» **Given problem**:
Only the pictures stay out; every record is to be quoted exactly.

Data entries for graphics
++++

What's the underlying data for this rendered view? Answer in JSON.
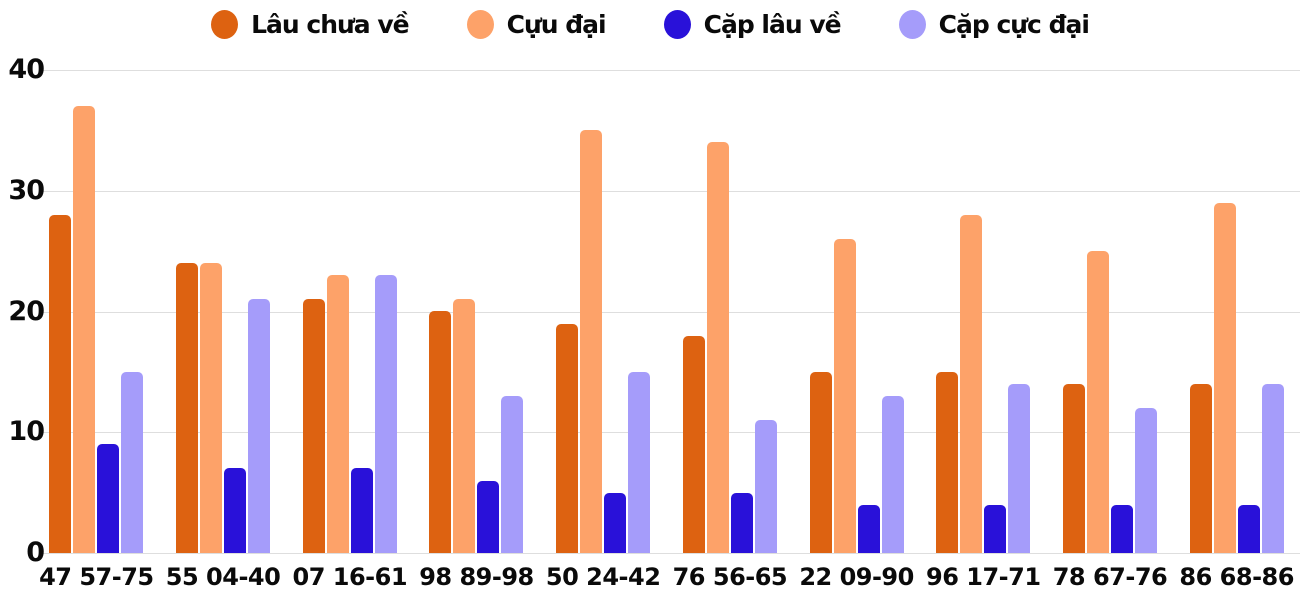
{
  "style": {
    "background": "#ffffff",
    "grid_color": "#dedede",
    "text_color": "#0a0a0a"
  },
  "chart_data": {
    "type": "bar",
    "title": "",
    "xlabel": "",
    "ylabel": "",
    "ylim": [
      0,
      40
    ],
    "yticks": [
      0,
      10,
      20,
      30,
      40
    ],
    "grid": "horizontal",
    "legend_position": "top-center",
    "categories": [
      "47 57-75",
      "55 04-40",
      "07 16-61",
      "98 89-98",
      "50 24-42",
      "76 56-65",
      "22 09-90",
      "96 17-71",
      "78 67-76",
      "86 68-86"
    ],
    "series": [
      {
        "name": "Lâu chưa về",
        "color": "#dd6211",
        "values": [
          28,
          24,
          21,
          20,
          19,
          18,
          15,
          15,
          14,
          14
        ]
      },
      {
        "name": "Cựu đại",
        "color": "#fda269",
        "values": [
          37,
          24,
          23,
          21,
          35,
          34,
          26,
          28,
          25,
          29
        ]
      },
      {
        "name": "Cặp lâu về",
        "color": "#2911d9",
        "values": [
          9,
          7,
          7,
          6,
          5,
          5,
          4,
          4,
          4,
          4
        ]
      },
      {
        "name": "Cặp cực đại",
        "color": "#a59cfa",
        "values": [
          15,
          21,
          23,
          13,
          15,
          11,
          13,
          14,
          12,
          14
        ]
      }
    ]
  }
}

++++

» **Answer to the task**:
What's the underlying data for this rendered view? Answer in JSON.
{
  "style": {
    "background": "#ffffff",
    "grid_color": "#dedede",
    "text_color": "#0a0a0a"
  },
  "chart_data": {
    "type": "bar",
    "title": "",
    "xlabel": "",
    "ylabel": "",
    "ylim": [
      0,
      40
    ],
    "yticks": [
      0,
      10,
      20,
      30,
      40
    ],
    "grid": "horizontal",
    "legend_position": "top-center",
    "categories": [
      "47 57-75",
      "55 04-40",
      "07 16-61",
      "98 89-98",
      "50 24-42",
      "76 56-65",
      "22 09-90",
      "96 17-71",
      "78 67-76",
      "86 68-86"
    ],
    "series": [
      {
        "name": "Lâu chưa về",
        "color": "#dd6211",
        "values": [
          28,
          24,
          21,
          20,
          19,
          18,
          15,
          15,
          14,
          14
        ]
      },
      {
        "name": "Cựu đại",
        "color": "#fda269",
        "values": [
          37,
          24,
          23,
          21,
          35,
          34,
          26,
          28,
          25,
          29
        ]
      },
      {
        "name": "Cặp lâu về",
        "color": "#2911d9",
        "values": [
          9,
          7,
          7,
          6,
          5,
          5,
          4,
          4,
          4,
          4
        ]
      },
      {
        "name": "Cặp cực đại",
        "color": "#a59cfa",
        "values": [
          15,
          21,
          23,
          13,
          15,
          11,
          13,
          14,
          12,
          14
        ]
      }
    ]
  }
}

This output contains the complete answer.